╔══

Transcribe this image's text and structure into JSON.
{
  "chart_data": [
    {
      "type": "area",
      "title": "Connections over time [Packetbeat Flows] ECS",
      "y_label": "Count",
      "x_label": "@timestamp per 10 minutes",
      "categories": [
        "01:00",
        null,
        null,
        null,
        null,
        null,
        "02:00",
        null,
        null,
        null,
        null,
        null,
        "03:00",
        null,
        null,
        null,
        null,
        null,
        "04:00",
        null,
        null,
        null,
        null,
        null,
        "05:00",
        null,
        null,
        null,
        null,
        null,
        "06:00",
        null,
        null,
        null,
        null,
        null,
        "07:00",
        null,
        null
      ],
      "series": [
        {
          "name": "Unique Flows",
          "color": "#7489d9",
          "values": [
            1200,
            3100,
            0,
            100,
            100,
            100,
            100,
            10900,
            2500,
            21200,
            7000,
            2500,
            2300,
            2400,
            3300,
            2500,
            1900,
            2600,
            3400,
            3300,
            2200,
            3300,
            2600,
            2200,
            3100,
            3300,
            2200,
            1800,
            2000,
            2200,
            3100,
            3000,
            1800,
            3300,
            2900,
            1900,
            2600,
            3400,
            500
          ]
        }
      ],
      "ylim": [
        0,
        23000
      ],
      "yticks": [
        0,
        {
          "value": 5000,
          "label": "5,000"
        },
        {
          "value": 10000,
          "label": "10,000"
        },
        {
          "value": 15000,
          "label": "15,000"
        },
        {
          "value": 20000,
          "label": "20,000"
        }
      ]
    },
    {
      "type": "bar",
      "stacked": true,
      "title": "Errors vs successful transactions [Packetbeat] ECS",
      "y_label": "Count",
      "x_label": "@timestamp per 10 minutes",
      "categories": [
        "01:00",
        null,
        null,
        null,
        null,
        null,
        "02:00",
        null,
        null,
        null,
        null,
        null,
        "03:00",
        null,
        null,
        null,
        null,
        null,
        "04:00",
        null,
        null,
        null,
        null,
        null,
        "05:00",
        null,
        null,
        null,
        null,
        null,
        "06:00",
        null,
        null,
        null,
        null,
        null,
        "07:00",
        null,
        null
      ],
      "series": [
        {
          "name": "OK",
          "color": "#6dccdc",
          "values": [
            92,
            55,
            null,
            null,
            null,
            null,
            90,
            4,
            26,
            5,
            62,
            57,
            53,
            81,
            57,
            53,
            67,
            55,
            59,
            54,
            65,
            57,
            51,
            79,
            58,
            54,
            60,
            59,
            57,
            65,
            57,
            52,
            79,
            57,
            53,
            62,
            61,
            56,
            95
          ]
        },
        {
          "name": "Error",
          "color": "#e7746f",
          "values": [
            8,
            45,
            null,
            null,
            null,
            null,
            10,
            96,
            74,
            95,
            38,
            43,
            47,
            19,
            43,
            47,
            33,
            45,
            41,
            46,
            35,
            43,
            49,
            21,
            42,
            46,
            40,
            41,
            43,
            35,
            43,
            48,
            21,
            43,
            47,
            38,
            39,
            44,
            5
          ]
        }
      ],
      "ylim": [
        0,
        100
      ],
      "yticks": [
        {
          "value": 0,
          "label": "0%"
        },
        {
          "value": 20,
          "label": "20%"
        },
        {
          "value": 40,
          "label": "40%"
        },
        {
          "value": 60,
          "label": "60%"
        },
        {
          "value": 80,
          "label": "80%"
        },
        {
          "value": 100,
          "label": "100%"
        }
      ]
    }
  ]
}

╚══

■ DIRECTIVE ■
Only lines with the word "color" are wanted, so copy each one from the records.

■ IN RESPONSE ■
          "color": "#7489d9",
          "color": "#6dccdc",
          "color": "#e7746f",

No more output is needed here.